* start *

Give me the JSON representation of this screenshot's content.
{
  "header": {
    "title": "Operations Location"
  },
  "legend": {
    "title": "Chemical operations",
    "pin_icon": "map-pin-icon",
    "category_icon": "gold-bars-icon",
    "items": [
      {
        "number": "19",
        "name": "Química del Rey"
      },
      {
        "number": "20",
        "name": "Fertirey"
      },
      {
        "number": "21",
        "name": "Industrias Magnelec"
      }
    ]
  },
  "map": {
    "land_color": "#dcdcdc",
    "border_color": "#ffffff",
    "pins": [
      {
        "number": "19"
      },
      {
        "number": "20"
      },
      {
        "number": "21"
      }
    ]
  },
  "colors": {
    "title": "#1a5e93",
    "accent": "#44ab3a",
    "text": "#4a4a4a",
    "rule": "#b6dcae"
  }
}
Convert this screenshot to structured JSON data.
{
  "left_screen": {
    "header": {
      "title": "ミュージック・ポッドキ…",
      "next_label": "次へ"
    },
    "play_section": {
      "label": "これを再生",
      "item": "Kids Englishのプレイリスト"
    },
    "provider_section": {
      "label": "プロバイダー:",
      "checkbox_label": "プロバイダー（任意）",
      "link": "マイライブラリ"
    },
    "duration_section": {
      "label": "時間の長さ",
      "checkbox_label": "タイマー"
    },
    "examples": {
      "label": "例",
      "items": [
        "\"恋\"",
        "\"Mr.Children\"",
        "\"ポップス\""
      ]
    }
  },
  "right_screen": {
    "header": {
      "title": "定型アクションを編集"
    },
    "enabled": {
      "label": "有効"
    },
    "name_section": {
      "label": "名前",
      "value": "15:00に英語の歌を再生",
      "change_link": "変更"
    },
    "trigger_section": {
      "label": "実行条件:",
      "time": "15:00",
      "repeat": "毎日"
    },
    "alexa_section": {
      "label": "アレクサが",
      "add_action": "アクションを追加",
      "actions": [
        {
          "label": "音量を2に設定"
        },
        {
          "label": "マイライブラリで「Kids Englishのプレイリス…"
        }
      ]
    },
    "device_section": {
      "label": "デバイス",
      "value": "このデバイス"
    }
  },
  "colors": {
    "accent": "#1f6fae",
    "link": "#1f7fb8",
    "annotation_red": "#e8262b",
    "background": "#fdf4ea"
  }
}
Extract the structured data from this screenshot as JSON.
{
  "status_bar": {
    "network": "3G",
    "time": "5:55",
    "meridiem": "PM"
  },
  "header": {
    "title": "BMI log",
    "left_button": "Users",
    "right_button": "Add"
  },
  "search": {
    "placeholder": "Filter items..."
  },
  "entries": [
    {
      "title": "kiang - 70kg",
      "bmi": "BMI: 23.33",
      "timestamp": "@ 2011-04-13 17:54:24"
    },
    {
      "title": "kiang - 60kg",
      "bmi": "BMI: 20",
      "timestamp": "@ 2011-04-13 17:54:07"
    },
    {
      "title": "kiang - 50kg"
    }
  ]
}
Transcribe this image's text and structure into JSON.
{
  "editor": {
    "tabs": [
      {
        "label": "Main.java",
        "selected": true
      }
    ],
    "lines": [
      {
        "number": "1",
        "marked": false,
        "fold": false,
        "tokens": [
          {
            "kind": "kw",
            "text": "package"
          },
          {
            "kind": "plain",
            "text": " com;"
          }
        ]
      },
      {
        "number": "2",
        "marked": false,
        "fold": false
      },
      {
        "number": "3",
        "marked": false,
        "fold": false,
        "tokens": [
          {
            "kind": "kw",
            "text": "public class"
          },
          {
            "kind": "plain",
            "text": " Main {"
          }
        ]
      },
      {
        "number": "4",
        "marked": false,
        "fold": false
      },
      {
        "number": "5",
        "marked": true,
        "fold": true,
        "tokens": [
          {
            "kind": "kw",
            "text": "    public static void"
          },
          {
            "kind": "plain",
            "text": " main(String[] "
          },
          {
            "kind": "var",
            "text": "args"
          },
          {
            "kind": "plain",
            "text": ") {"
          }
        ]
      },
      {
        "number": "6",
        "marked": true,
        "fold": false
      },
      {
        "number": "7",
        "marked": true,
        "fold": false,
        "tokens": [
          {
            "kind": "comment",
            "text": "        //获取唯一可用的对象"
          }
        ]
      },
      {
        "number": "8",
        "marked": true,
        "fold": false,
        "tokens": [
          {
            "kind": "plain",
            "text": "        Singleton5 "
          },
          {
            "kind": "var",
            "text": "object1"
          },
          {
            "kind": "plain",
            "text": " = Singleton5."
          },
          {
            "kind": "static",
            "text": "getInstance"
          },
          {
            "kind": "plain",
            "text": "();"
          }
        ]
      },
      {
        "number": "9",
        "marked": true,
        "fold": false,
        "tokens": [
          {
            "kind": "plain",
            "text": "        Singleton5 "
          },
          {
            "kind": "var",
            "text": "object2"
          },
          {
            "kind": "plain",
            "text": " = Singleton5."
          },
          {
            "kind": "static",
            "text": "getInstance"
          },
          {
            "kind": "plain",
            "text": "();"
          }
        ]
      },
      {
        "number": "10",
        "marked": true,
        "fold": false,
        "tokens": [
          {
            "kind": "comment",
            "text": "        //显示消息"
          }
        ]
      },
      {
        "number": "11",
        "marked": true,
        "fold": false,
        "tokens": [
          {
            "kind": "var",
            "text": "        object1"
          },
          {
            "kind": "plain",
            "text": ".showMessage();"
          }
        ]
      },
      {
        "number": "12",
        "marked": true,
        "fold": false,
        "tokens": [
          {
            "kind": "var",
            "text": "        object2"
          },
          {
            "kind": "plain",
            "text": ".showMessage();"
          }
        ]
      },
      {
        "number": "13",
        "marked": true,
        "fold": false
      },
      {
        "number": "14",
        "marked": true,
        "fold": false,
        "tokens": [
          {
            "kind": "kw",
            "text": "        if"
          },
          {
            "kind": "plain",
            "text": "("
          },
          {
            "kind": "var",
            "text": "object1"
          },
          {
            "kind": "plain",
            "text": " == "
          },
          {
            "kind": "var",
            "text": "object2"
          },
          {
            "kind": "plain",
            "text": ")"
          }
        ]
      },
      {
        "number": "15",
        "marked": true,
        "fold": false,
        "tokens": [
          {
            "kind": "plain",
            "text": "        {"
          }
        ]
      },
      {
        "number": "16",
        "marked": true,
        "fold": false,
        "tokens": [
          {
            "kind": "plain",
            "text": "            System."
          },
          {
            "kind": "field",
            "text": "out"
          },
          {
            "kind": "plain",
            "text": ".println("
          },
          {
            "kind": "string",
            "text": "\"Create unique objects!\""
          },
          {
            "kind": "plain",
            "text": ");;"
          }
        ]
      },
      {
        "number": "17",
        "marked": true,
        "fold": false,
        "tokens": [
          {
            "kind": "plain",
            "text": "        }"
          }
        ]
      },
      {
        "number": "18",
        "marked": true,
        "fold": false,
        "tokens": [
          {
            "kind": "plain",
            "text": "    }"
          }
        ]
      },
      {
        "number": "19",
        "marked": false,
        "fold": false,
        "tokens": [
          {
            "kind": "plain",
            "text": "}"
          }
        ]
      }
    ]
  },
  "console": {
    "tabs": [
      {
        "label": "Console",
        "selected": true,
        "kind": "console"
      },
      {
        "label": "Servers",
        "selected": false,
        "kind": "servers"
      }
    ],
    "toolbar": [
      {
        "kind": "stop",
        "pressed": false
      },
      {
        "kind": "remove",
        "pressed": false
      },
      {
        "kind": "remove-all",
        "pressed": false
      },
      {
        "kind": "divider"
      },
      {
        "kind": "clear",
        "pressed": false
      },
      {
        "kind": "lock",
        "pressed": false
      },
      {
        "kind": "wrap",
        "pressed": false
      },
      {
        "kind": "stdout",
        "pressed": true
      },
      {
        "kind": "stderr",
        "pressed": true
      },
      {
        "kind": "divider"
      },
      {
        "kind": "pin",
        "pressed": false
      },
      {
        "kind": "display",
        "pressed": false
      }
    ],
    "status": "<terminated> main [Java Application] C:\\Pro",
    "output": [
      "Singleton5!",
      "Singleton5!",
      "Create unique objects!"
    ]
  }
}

* end *

__Problem to solve__
Working from the listing above, pick out every line that has "this" and copy it.

__Finished task__
Give me the JSON representation of this screenshot's content.
Convert this screenshot to structured JSON data.
Extract the structured data from this screenshot as JSON.
Transcribe this image's text and structure into JSON.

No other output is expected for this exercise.